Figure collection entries
-*-
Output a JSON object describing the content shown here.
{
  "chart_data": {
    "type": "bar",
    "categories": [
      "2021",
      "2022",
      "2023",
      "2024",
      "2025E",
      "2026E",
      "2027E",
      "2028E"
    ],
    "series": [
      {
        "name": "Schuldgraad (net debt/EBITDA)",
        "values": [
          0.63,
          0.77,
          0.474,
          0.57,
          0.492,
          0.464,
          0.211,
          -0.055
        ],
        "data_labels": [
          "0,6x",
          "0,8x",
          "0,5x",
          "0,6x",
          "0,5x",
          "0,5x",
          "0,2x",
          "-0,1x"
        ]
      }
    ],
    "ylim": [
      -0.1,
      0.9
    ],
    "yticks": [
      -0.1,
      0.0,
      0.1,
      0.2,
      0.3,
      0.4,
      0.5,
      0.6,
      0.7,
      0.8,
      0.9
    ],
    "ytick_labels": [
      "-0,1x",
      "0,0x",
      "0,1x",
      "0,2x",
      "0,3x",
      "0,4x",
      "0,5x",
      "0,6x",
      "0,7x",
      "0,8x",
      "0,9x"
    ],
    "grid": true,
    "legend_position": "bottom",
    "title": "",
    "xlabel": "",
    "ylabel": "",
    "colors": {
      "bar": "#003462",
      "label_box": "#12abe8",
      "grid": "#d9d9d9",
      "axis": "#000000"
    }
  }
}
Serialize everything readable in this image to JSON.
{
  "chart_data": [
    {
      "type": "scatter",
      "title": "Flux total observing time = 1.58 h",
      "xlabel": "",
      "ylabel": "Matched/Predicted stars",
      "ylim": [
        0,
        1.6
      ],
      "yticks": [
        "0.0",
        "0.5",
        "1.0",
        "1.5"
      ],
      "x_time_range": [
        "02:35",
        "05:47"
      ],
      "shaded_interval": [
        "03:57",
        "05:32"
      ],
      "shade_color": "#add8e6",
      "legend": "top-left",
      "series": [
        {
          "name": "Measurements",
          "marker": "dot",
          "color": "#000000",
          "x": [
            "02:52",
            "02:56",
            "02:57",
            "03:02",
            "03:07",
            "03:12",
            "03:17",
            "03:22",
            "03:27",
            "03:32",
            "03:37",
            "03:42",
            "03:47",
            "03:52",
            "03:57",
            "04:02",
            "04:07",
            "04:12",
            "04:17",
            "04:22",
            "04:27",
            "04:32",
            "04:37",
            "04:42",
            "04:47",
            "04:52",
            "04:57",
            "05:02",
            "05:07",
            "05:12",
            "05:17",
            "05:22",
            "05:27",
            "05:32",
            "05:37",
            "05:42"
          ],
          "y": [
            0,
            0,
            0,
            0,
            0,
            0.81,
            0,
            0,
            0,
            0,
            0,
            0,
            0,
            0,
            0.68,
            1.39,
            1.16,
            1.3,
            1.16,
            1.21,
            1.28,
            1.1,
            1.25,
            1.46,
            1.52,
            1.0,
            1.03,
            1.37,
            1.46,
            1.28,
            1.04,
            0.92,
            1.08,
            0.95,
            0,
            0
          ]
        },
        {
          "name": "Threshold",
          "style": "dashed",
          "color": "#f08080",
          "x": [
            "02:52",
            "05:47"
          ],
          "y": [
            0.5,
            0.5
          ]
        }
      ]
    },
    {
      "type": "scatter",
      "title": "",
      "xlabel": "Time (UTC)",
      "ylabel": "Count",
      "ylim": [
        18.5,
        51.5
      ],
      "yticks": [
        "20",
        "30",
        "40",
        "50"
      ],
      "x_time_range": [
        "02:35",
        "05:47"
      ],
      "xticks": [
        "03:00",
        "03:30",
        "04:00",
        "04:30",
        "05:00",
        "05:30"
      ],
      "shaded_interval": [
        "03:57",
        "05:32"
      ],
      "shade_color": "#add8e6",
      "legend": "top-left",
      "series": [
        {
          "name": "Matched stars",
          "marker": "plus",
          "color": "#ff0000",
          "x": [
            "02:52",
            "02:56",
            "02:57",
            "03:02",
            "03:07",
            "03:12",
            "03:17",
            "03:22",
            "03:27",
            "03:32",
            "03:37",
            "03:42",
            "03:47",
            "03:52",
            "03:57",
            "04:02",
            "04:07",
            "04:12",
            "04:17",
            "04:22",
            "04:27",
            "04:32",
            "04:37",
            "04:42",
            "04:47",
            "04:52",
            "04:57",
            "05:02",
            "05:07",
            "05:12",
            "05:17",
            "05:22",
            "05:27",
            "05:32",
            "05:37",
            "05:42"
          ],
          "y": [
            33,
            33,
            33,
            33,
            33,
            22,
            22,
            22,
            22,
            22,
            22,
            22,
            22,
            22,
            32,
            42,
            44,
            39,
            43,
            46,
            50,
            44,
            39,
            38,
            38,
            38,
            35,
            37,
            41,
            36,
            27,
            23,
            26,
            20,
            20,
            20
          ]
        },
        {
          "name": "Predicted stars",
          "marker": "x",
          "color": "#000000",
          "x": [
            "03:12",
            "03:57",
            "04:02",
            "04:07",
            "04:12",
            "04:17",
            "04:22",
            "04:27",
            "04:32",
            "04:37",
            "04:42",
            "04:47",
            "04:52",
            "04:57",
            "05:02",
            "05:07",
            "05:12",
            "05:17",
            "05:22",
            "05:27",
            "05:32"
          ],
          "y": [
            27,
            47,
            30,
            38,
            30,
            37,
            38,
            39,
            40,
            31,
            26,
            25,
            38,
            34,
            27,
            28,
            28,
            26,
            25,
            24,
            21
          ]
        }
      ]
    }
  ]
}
-*-
Description of the task ▸ Write out every entry verbatim.

Solution for this exercise ▸
Output a JSON object describing the content shown here.
{
  "chart_data": {
    "type": "bar",
    "categories": [
      "2021",
      "2022",
      "2023",
      "2024",
      "2025E",
      "2026E",
      "2027E",
      "2028E"
    ],
    "series": [
      {
        "name": "Schuldgraad (net debt/EBITDA)",
        "values": [
          0.63,
          0.77,
          0.474,
          0.57,
          0.492,
          0.464,
          0.211,
          -0.055
        ],
        "data_labels": [
          "0,6x",
          "0,8x",
          "0,5x",
          "0,6x",
          "0,5x",
          "0,5x",
          "0,2x",
          "-0,1x"
        ]
      }
    ],
    "ylim": [
      -0.1,
      0.9
    ],
    "yticks": [
      -0.1,
      0.0,
      0.1,
      0.2,
      0.3,
      0.4,
      0.5,
      0.6,
      0.7,
      0.8,
      0.9
    ],
    "ytick_labels": [
      "-0,1x",
      "0,0x",
      "0,1x",
      "0,2x",
      "0,3x",
      "0,4x",
      "0,5x",
      "0,6x",
      "0,7x",
      "0,8x",
      "0,9x"
    ],
    "grid": true,
    "legend_position": "bottom",
    "title": "",
    "xlabel": "",
    "ylabel": "",
    "colors": {
      "bar": "#003462",
      "label_box": "#12abe8",
      "grid": "#d9d9d9",
      "axis": "#000000"
    }
  }
}
Serialize everything readable in this image to JSON.
{
  "chart_data": [
    {
      "type": "scatter",
      "title": "Flux total observing time = 1.58 h",
      "xlabel": "",
      "ylabel": "Matched/Predicted stars",
      "ylim": [
        0,
        1.6
      ],
      "yticks": [
        "0.0",
        "0.5",
        "1.0",
        "1.5"
      ],
      "x_time_range": [
        "02:35",
        "05:47"
      ],
      "shaded_interval": [
        "03:57",
        "05:32"
      ],
      "shade_color": "#add8e6",
      "legend": "top-left",
      "series": [
        {
          "name": "Measurements",
          "marker": "dot",
          "color": "#000000",
          "x": [
            "02:52",
            "02:56",
            "02:57",
            "03:02",
            "03:07",
            "03:12",
            "03:17",
            "03:22",
            "03:27",
            "03:32",
            "03:37",
            "03:42",
            "03:47",
            "03:52",
            "03:57",
            "04:02",
            "04:07",
            "04:12",
            "04:17",
            "04:22",
            "04:27",
            "04:32",
            "04:37",
            "04:42",
            "04:47",
            "04:52",
            "04:57",
            "05:02",
            "05:07",
            "05:12",
            "05:17",
            "05:22",
            "05:27",
            "05:32",
            "05:37",
            "05:42"
          ],
          "y": [
            0,
            0,
            0,
            0,
            0,
            0.81,
            0,
            0,
            0,
            0,
            0,
            0,
            0,
            0,
            0.68,
            1.39,
            1.16,
            1.3,
            1.16,
            1.21,
            1.28,
            1.1,
            1.25,
            1.46,
            1.52,
            1.0,
            1.03,
            1.37,
            1.46,
            1.28,
            1.04,
            0.92,
            1.08,
            0.95,
            0,
            0
          ]
        },
        {
          "name": "Threshold",
          "style": "dashed",
          "color": "#f08080",
          "x": [
            "02:52",
            "05:47"
          ],
          "y": [
            0.5,
            0.5
          ]
        }
      ]
    },
    {
      "type": "scatter",
      "title": "",
      "xlabel": "Time (UTC)",
      "ylabel": "Count",
      "ylim": [
        18.5,
        51.5
      ],
      "yticks": [
        "20",
        "30",
        "40",
        "50"
      ],
      "x_time_range": [
        "02:35",
        "05:47"
      ],
      "xticks": [
        "03:00",
        "03:30",
        "04:00",
        "04:30",
        "05:00",
        "05:30"
      ],
      "shaded_interval": [
        "03:57",
        "05:32"
      ],
      "shade_color": "#add8e6",
      "legend": "top-left",
      "series": [
        {
          "name": "Matched stars",
          "marker": "plus",
          "color": "#ff0000",
          "x": [
            "02:52",
            "02:56",
            "02:57",
            "03:02",
            "03:07",
            "03:12",
            "03:17",
            "03:22",
            "03:27",
            "03:32",
            "03:37",
            "03:42",
            "03:47",
            "03:52",
            "03:57",
            "04:02",
            "04:07",
            "04:12",
            "04:17",
            "04:22",
            "04:27",
            "04:32",
            "04:37",
            "04:42",
            "04:47",
            "04:52",
            "04:57",
            "05:02",
            "05:07",
            "05:12",
            "05:17",
            "05:22",
            "05:27",
            "05:32",
            "05:37",
            "05:42"
          ],
          "y": [
            33,
            33,
            33,
            33,
            33,
            22,
            22,
            22,
            22,
            22,
            22,
            22,
            22,
            22,
            32,
            42,
            44,
            39,
            43,
            46,
            50,
            44,
            39,
            38,
            38,
            38,
            35,
            37,
            41,
            36,
            27,
            23,
            26,
            20,
            20,
            20
          ]
        },
        {
          "name": "Predicted stars",
          "marker": "x",
          "color": "#000000",
          "x": [
            "03:12",
            "03:57",
            "04:02",
            "04:07",
            "04:12",
            "04:17",
            "04:22",
            "04:27",
            "04:32",
            "04:37",
            "04:42",
            "04:47",
            "04:52",
            "04:57",
            "05:02",
            "05:07",
            "05:12",
            "05:17",
            "05:22",
            "05:27",
            "05:32"
          ],
          "y": [
            27,
            47,
            30,
            38,
            30,
            37,
            38,
            39,
            40,
            31,
            26,
            25,
            38,
            34,
            27,
            28,
            28,
            26,
            25,
            24,
            21
          ]
        }
      ]
    }
  ]
}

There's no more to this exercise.